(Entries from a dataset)
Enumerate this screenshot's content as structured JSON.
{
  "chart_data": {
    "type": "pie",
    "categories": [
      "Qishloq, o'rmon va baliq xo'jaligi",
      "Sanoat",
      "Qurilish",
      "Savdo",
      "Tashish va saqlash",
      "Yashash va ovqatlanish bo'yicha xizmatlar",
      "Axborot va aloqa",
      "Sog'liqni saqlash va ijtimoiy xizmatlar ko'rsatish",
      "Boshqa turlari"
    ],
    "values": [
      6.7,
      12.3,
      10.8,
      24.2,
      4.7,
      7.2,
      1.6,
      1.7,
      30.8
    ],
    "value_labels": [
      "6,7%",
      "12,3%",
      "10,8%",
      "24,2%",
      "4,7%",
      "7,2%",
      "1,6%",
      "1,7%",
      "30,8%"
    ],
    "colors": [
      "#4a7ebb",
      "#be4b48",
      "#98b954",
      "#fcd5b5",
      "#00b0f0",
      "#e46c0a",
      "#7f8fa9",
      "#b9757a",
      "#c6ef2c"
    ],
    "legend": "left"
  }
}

**Exercise task**
Produce an exact copy of every entry above.

**Answer to the exercise**
Enumerate this screenshot's content as structured JSON.
{
  "chart_data": {
    "type": "pie",
    "categories": [
      "Qishloq, o'rmon va baliq xo'jaligi",
      "Sanoat",
      "Qurilish",
      "Savdo",
      "Tashish va saqlash",
      "Yashash va ovqatlanish bo'yicha xizmatlar",
      "Axborot va aloqa",
      "Sog'liqni saqlash va ijtimoiy xizmatlar ko'rsatish",
      "Boshqa turlari"
    ],
    "values": [
      6.7,
      12.3,
      10.8,
      24.2,
      4.7,
      7.2,
      1.6,
      1.7,
      30.8
    ],
    "value_labels": [
      "6,7%",
      "12,3%",
      "10,8%",
      "24,2%",
      "4,7%",
      "7,2%",
      "1,6%",
      "1,7%",
      "30,8%"
    ],
    "colors": [
      "#4a7ebb",
      "#be4b48",
      "#98b954",
      "#fcd5b5",
      "#00b0f0",
      "#e46c0a",
      "#7f8fa9",
      "#b9757a",
      "#c6ef2c"
    ],
    "legend": "left"
  }
}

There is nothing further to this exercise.